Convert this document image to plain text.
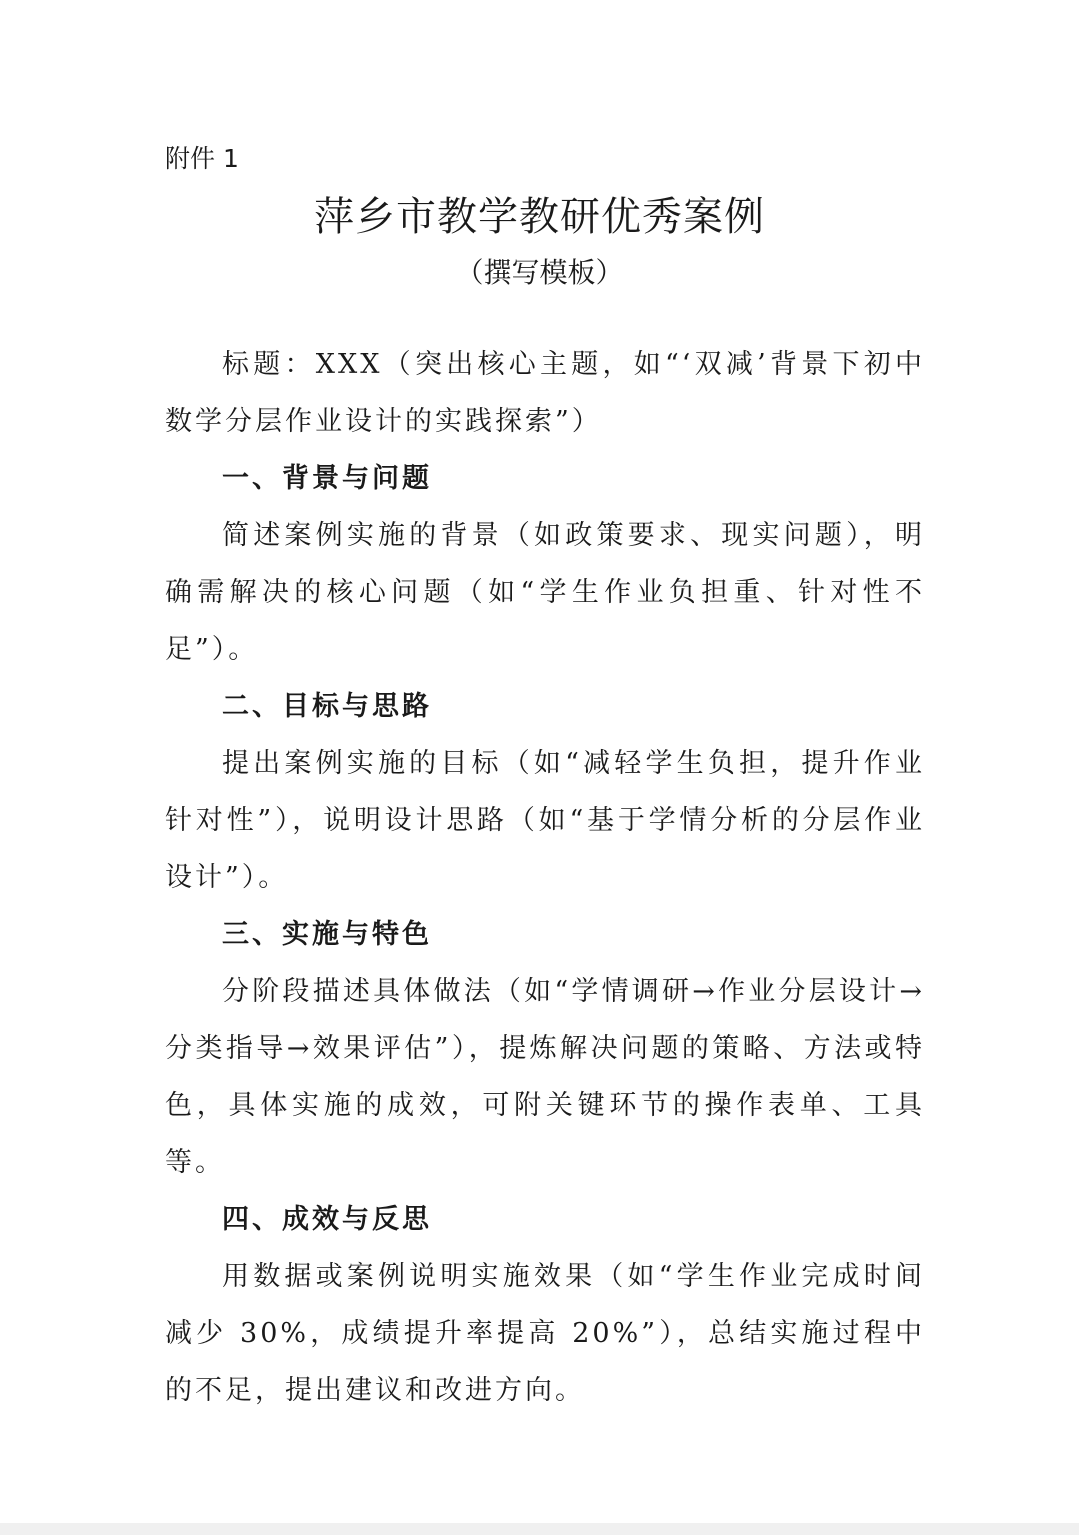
附件 1
萍乡市教学教研优秀案例
（撰写模板）

标题：XXX（突出核心主题，如“‘双减’背景下初中数学分层作业设计的实践探索”）

一、背景与问题

简述案例实施的背景（如政策要求、现实问题），明确需解决的核心问题（如“学生作业负担重、针对性不足”）。

二、目标与思路

提出案例实施的目标（如“减轻学生负担，提升作业针对性”），说明设计思路（如“基于学情分析的分层作业设计”）。

三、实施与特色

分阶段描述具体做法（如“学情调研→作业分层设计→分类指导→效果评估”），提炼解决问题的策略、方法或特色，具体实施的成效，可附关键环节的操作表单、工具等。

四、成效与反思

用数据或案例说明实施效果（如“学生作业完成时间减少 30%，成绩提升率提高 20%”），总结实施过程中的不足，提出建议和改进方向。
__________________________________________________
**Requirements**
Every entry above should be duplicated exactly. Do not include the images.

**Answer for this exercise**
Convert this document image to plain text.
附件 1
萍乡市教学教研优秀案例
（撰写模板）

标题：XXX（突出核心主题，如“‘双减’背景下初中数学分层作业设计的实践探索”）

一、背景与问题

简述案例实施的背景（如政策要求、现实问题），明确需解决的核心问题（如“学生作业负担重、针对性不足”）。

二、目标与思路

提出案例实施的目标（如“减轻学生负担，提升作业针对性”），说明设计思路（如“基于学情分析的分层作业设计”）。

三、实施与特色

分阶段描述具体做法（如“学情调研→作业分层设计→分类指导→效果评估”），提炼解决问题的策略、方法或特色，具体实施的成效，可附关键环节的操作表单、工具等。

四、成效与反思

用数据或案例说明实施效果（如“学生作业完成时间减少 30%，成绩提升率提高 20%”），总结实施过程中的不足，提出建议和改进方向。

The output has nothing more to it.